WHAT IS BEING ASKED - Return all entries word for word, but drop any images.

============

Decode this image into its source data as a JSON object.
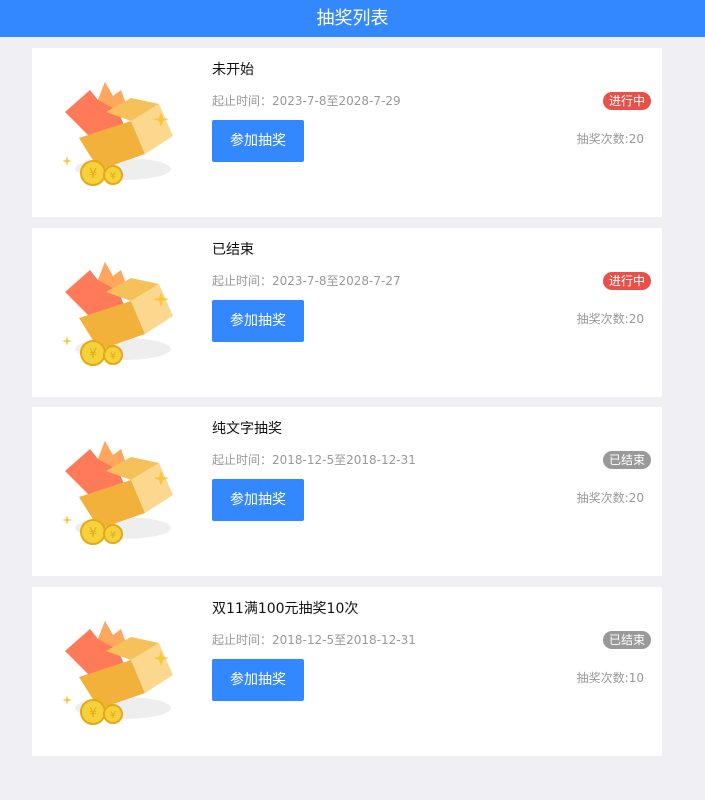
{
  "header": {
    "title": "抽奖列表"
  },
  "items": [
    {
      "title": "未开始",
      "time_label": "起止时间：",
      "time_range": "2023-7-8至2028-7-29",
      "button_label": "参加抽奖",
      "status": "进行中",
      "status_type": "ongoing",
      "count_label": "抽奖次数:",
      "count_value": "20"
    },
    {
      "title": "已结束",
      "time_label": "起止时间：",
      "time_range": "2023-7-8至2028-7-27",
      "button_label": "参加抽奖",
      "status": "进行中",
      "status_type": "ongoing",
      "count_label": "抽奖次数:",
      "count_value": "20"
    },
    {
      "title": "纯文字抽奖",
      "time_label": "起止时间：",
      "time_range": "2018-12-5至2018-12-31",
      "button_label": "参加抽奖",
      "status": "已结束",
      "status_type": "ended",
      "count_label": "抽奖次数:",
      "count_value": "20"
    },
    {
      "title": "双11满100元抽奖10次",
      "time_label": "起止时间：",
      "time_range": "2018-12-5至2018-12-31",
      "button_label": "参加抽奖",
      "status": "已结束",
      "status_type": "ended",
      "count_label": "抽奖次数:",
      "count_value": "10"
    }
  ],
  "icons": {
    "card_image": "gift-box-icon"
  },
  "colors": {
    "primary": "#3388ff",
    "ongoing_badge": "#e9504a",
    "ended_badge": "#999999",
    "background": "#efeff4"
  }
}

============

ANSWER TO THIS PROBLEM -
Decode this image into its source data as a JSON object.
{
  "header": {
    "title": "抽奖列表"
  },
  "items": [
    {
      "title": "未开始",
      "time_label": "起止时间：",
      "time_range": "2023-7-8至2028-7-29",
      "button_label": "参加抽奖",
      "status": "进行中",
      "status_type": "ongoing",
      "count_label": "抽奖次数:",
      "count_value": "20"
    },
    {
      "title": "已结束",
      "time_label": "起止时间：",
      "time_range": "2023-7-8至2028-7-27",
      "button_label": "参加抽奖",
      "status": "进行中",
      "status_type": "ongoing",
      "count_label": "抽奖次数:",
      "count_value": "20"
    },
    {
      "title": "纯文字抽奖",
      "time_label": "起止时间：",
      "time_range": "2018-12-5至2018-12-31",
      "button_label": "参加抽奖",
      "status": "已结束",
      "status_type": "ended",
      "count_label": "抽奖次数:",
      "count_value": "20"
    },
    {
      "title": "双11满100元抽奖10次",
      "time_label": "起止时间：",
      "time_range": "2018-12-5至2018-12-31",
      "button_label": "参加抽奖",
      "status": "已结束",
      "status_type": "ended",
      "count_label": "抽奖次数:",
      "count_value": "10"
    }
  ],
  "icons": {
    "card_image": "gift-box-icon"
  },
  "colors": {
    "primary": "#3388ff",
    "ongoing_badge": "#e9504a",
    "ended_badge": "#999999",
    "background": "#efeff4"
  }
}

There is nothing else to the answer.